=== Metin ===
Cenaze yürüyüşünün o kadar kalabalık olmasını neye bağlıyorsunuz?
Olayın oluş şekline falan filan değil, daha önce vurulan hiç kimsede böyle kalabalık görmedik. Bir şeye, tek bir şeye bağlayamıyorum. Hrant’ın kişiliği, Hrant’ın bu kadar sempati toplaması tabii bir etken. Gizli Ermeniler, kripto Ermeniler diyorlar… (gülüyor) O gün, bir kolumda eşim, bir kolumda Karin (Karakaşlı) yürüyorduk. O kalabalıkta cenaze arabasından kopmuştuk. Boynumuza gençler Agos çalışanı kâğıdı asmışlardı. Önümüzde yürüyen bir aile vardı. Kadın, kocası, oğlu, kızı, parka gider gibi yürüyorlar. Adamın başında, namaz kılarken Müslümanların taktığı takkeden vardı, kadın da başörtülü, türbanlıydı. Biz yürürken, adım adıma geldik, ayağına basacak kadar yaklaştık. “Pardon” dedim, biz öne geçelim diye. Adam biraz kızgın arkaya baktı, kim bu gibisine. Boynumdaki Agos çalışanı kâğıdını görünce, kenara çekildi, “buyrun, buyrun” dedi. Kenara çekildiler, bize yol verdiler. Cenaze sahibi gibi gördüler. Sonra, onlar da Taksim’e kadar bizimle yürüdüler. Onların ne Ermenilerle ne Ermenilikle bir ilgisi vardı. Ama bizimle beraber Hrant’a hürmet ederek yürüyorlardı. Onların İslamcı oluşu, Hrant’ın Ermeni oluşu, Hıristiyan oluşu fark etmedi. İnsanlar insan olarak, Hrant’ın insanlığına yürüdüler.
=== Verilen malzeme ===
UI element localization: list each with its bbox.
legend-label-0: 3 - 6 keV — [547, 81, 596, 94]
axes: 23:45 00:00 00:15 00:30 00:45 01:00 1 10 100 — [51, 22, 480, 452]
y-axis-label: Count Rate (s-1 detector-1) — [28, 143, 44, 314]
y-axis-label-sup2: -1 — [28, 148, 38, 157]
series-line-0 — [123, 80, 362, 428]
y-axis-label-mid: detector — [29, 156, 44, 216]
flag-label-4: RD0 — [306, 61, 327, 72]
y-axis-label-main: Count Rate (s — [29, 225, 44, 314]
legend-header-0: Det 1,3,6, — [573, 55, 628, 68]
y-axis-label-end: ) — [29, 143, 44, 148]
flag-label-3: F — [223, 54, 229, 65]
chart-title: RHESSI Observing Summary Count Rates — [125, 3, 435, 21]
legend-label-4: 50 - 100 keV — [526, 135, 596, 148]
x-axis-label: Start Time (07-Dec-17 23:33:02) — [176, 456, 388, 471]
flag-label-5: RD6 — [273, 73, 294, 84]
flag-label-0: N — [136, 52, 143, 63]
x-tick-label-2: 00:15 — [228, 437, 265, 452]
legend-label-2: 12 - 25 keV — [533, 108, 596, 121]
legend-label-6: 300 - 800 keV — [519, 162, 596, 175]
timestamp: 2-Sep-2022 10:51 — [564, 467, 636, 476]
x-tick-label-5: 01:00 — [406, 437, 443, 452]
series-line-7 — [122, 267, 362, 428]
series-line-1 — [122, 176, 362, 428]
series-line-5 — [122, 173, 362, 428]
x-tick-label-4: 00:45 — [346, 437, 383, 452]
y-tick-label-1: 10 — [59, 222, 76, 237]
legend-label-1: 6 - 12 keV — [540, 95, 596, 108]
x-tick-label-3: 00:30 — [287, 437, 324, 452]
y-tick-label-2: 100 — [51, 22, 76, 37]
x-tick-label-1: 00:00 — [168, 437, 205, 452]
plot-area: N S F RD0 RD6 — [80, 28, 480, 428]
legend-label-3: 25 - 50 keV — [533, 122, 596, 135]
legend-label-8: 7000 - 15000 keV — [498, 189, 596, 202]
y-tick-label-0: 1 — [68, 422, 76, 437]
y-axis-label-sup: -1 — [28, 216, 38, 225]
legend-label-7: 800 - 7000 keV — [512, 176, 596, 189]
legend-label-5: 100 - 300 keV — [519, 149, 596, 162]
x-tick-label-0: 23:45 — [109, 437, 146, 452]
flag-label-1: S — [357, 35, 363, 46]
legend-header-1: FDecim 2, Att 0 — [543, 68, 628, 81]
===
**Yazılı yönerge A:** Cenaze yürüyüşü metnindeki “Ama bizimle beraber Hrant’a hürmet ederek yürüyorlardı.” cümlesini İngilizceye çevirin.
**Yazılı yönerge B:** Cenaze yürüyüşünü anlatan metni kaldığı yerden devam ettirin.

**Alıştırma cevabı A:** But they were walking together with us, paying their respects to Hrant.

**Alıştırma cevabı B:**
Fakat bir kesim de ortaya çıktı ki, ne kadar hümanist olsanız, ne kadar insanları sevseniz, o kesim sevilemez. Öküz altında buzağı arar gibi, kalabalığa sebep aradılar. “Efendim, hepimiz Ermeniyiz de ne demek, hepimiz Türküz” falan; türküler besteleyenler… Kusura bakmasınlar ama, o insanları sevmiyorum. Onlar düşmanlık besliyor. Ne yaptık biz birbirimize? Ne yaptık? Hadi, birbirimizin babasını, dedesini öldürdüysek bile, nereye kadar bu kan davasını sürdüreceğiz?
Cenazede toplanan kalabalık size biraz olsun “o kadar da yalnız değiliz” duygusu verdi mi, yoksa gelip geçici bir duygusal an olarak mı gördünüz?
Sanki bu sorunun cevabını bu yılın 19 Ocak’ında bulacağız gibi geliyor bana. O kalabalıktan ne kadarı gelecek? Göreceğiz. Duruşmalara, Adliye’nin önüne birkaç yüz kişi geliyor.
Davanın hakikaten gitmesi gereken yere kadar genişleyip bu olayın gerçekten aydınlatılacağına umudunuz var mı?
Aile ve avukatlar çok çalışıyor, Vakıf da kuruldu, artık seslerini duyuruyorlar, etkili olabiliyorlar. Ama, nereye kadar etkili olabilirler, bilemiyorum. Aşağıdan yukarı doğru komployu çözmeye doğru gidiyorlar. Katil çok çabuk yakalandı. Silahı veren, azmettiricisi yakalandı, azmettirici ihbarcı çıktı. İlişkiler giderek basamak basamak yükseliyor. Avukatlar kararlı, “sonuna kadar gideceğiz” diyorlar. Göreceğiz.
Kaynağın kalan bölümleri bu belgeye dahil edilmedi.